INPUT MATERIAL:
***

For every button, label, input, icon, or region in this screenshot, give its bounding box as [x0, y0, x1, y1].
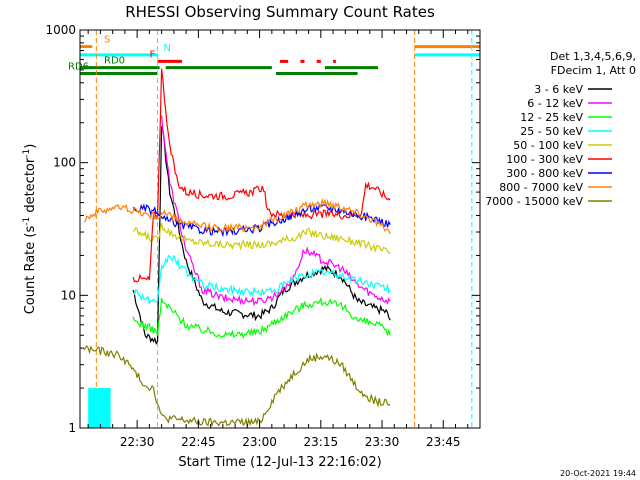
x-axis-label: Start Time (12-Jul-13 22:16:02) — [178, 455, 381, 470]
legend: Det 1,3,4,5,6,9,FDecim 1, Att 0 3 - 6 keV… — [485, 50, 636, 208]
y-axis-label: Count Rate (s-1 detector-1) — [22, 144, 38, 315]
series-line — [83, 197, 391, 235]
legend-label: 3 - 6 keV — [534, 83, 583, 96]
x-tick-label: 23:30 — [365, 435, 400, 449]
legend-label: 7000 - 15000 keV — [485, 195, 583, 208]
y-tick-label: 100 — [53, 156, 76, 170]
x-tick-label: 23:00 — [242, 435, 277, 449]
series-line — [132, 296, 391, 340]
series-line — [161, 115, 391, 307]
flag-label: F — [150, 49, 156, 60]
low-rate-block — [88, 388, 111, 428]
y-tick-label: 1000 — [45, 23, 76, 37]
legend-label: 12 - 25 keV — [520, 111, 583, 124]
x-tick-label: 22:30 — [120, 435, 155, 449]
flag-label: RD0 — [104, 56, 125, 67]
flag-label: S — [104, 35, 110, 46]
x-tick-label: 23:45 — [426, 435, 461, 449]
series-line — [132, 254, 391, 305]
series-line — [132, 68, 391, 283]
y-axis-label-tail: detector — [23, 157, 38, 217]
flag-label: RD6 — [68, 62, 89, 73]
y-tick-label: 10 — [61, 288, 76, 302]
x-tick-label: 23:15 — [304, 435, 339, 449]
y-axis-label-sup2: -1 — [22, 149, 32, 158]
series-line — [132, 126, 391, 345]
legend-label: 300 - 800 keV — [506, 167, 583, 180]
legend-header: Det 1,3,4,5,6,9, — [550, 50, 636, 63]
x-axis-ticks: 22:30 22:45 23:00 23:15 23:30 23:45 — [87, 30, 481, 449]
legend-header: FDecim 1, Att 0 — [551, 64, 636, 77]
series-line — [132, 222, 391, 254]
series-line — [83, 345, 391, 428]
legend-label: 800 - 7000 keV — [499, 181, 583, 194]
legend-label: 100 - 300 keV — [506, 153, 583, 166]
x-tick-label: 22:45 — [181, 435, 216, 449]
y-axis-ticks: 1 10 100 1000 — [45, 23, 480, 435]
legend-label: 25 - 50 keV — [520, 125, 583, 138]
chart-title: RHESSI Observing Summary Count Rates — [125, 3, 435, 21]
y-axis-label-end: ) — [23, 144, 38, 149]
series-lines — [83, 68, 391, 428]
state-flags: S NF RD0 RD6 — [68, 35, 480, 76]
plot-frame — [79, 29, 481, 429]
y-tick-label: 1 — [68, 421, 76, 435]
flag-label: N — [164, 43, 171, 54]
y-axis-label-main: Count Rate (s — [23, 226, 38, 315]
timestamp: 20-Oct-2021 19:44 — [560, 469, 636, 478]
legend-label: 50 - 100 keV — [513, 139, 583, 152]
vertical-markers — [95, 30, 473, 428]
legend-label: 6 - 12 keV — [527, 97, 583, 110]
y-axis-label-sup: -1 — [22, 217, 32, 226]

***

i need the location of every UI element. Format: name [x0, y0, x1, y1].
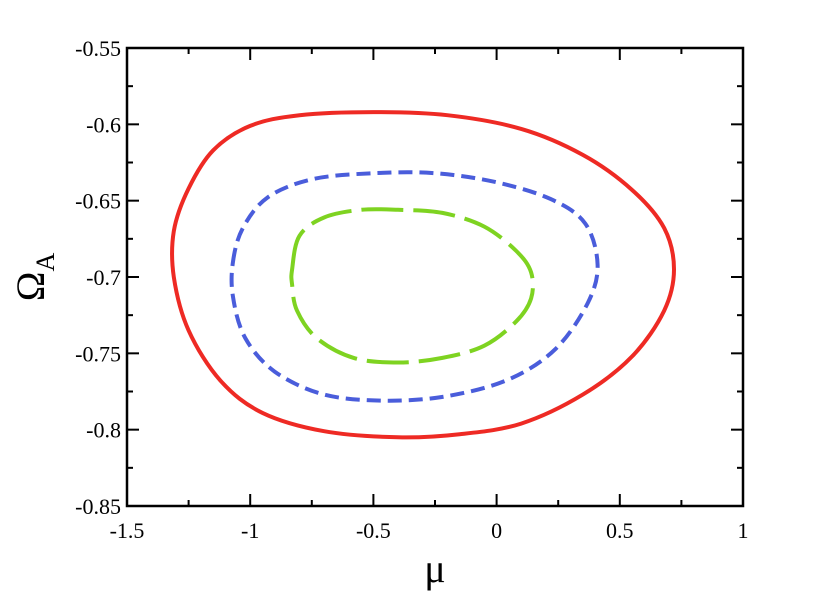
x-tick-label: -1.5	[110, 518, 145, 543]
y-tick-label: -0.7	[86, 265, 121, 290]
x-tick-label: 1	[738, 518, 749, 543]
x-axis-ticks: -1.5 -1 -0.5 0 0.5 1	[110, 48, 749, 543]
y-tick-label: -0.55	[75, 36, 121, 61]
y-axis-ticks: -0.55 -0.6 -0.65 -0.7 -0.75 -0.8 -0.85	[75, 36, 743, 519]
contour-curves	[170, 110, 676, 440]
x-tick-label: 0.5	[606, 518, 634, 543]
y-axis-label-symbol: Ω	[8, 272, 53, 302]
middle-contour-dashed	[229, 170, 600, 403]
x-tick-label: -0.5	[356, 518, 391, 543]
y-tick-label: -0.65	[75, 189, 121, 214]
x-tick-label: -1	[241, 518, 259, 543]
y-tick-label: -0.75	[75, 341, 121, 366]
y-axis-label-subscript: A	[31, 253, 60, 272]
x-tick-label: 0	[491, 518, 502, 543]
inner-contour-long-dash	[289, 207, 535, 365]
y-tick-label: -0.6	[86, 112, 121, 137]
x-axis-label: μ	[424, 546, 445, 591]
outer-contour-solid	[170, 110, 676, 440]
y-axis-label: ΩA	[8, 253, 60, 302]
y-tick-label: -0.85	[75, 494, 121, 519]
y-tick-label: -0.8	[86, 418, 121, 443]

***

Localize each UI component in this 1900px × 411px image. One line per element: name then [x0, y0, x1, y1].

***

BRIEF:
Retype the listing, starting at the line that contains "For every button, label, input, icon, or" and stopping after the line that contains "x-tick-label: 23:00 — [242, 435, 277, 449]". Leave out the pictures.

OUTPUT FOR THIS EXERCISE:
For every button, label, input, icon, or region in this screenshot, give its bounding box as [x0, y0, x1, y1].
x-axis-label: Start Time (12-Jul-13 22:16:02) — [178, 455, 381, 470]
legend: Det 1,3,4,5,6,9,FDecim 1, Att 0 3 - 6 keV… — [485, 50, 636, 208]
y-axis-label: Count Rate (s-1 detector-1) — [22, 144, 38, 315]
series-line — [83, 197, 391, 235]
legend-label: 3 - 6 keV — [534, 83, 583, 96]
x-tick-label: 23:30 — [365, 435, 400, 449]
legend-label: 7000 - 15000 keV — [485, 195, 583, 208]
y-tick-label: 100 — [53, 156, 76, 170]
x-tick-label: 23:00 — [242, 435, 277, 449]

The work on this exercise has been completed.